--- start PROVIDED INFORMATION ---

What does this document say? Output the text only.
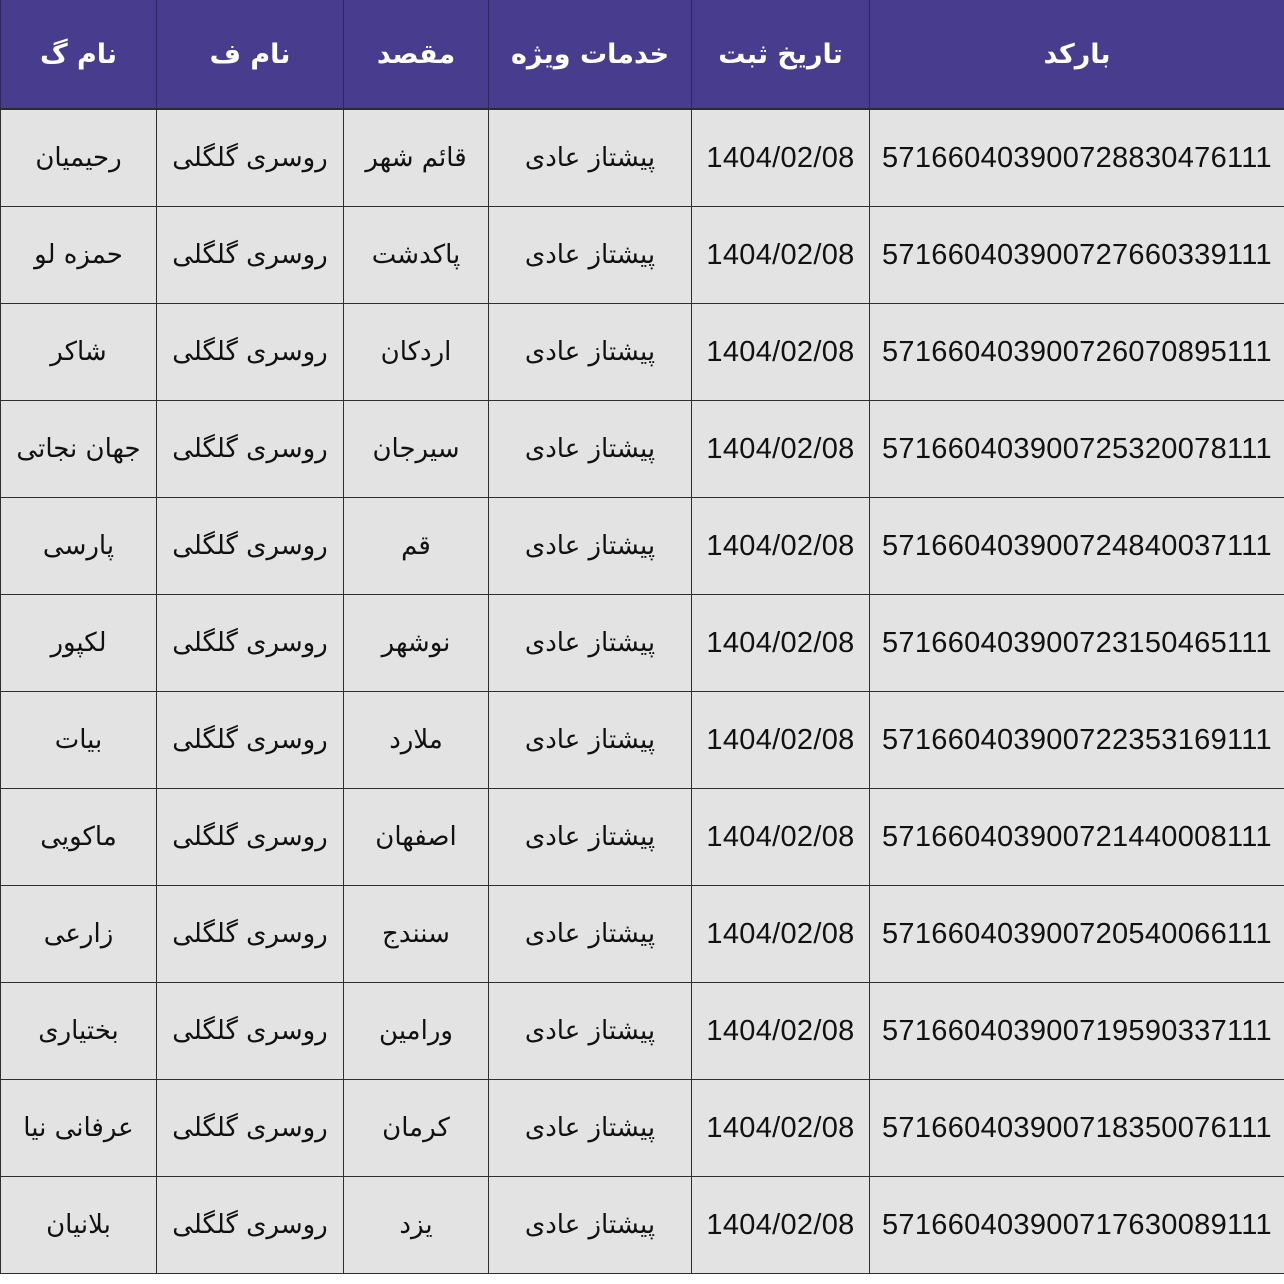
بارکد	تاریخ ثبت	خدمات ویژه	مقصد	نام ف	نام گ
571660403900728830476111	1404/02/08	پیشتاز عادی	قائم شهر	روسری گلگلی	رحیمیان
571660403900727660339111	1404/02/08	پیشتاز عادی	پاکدشت	روسری گلگلی	حمزه لو
571660403900726070895111	1404/02/08	پیشتاز عادی	اردکان	روسری گلگلی	شاکر
571660403900725320078111	1404/02/08	پیشتاز عادی	سیرجان	روسری گلگلی	جهان نجاتی
571660403900724840037111	1404/02/08	پیشتاز عادی	قم	روسری گلگلی	پارسی
571660403900723150465111	1404/02/08	پیشتاز عادی	نوشهر	روسری گلگلی	لکپور
571660403900722353169111	1404/02/08	پیشتاز عادی	ملارد	روسری گلگلی	بیات
571660403900721440008111	1404/02/08	پیشتاز عادی	اصفهان	روسری گلگلی	ماکویی
571660403900720540066111	1404/02/08	پیشتاز عادی	سنندج	روسری گلگلی	زارعی
571660403900719590337111	1404/02/08	پیشتاز عادی	ورامین	روسری گلگلی	بختیاری
571660403900718350076111	1404/02/08	پیشتاز عادی	کرمان	روسری گلگلی	عرفانی نیا
571660403900717630089111	1404/02/08	پیشتاز عادی	یزد	روسری گلگلی	بلانیان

--- end PROVIDED INFORMATION ---

**PROBLEM DETAILS:**
Quote the data exactly, leaving every image out of the copy.

**FULL RESPONSE:**
What does this document say? Output the text only.
بارکد	تاریخ ثبت	خدمات ویژه	مقصد	نام ف	نام گ
571660403900728830476111	1404/02/08	پیشتاز عادی	قائم شهر	روسری گلگلی	رحیمیان
571660403900727660339111	1404/02/08	پیشتاز عادی	پاکدشت	روسری گلگلی	حمزه لو
571660403900726070895111	1404/02/08	پیشتاز عادی	اردکان	روسری گلگلی	شاکر
571660403900725320078111	1404/02/08	پیشتاز عادی	سیرجان	روسری گلگلی	جهان نجاتی
571660403900724840037111	1404/02/08	پیشتاز عادی	قم	روسری گلگلی	پارسی
571660403900723150465111	1404/02/08	پیشتاز عادی	نوشهر	روسری گلگلی	لکپور
571660403900722353169111	1404/02/08	پیشتاز عادی	ملارد	روسری گلگلی	بیات
571660403900721440008111	1404/02/08	پیشتاز عادی	اصفهان	روسری گلگلی	ماکویی
571660403900720540066111	1404/02/08	پیشتاز عادی	سنندج	روسری گلگلی	زارعی
571660403900719590337111	1404/02/08	پیشتاز عادی	ورامین	روسری گلگلی	بختیاری
571660403900718350076111	1404/02/08	پیشتاز عادی	کرمان	روسری گلگلی	عرفانی نیا
571660403900717630089111	1404/02/08	پیشتاز عادی	یزد	روسری گلگلی	بلانیان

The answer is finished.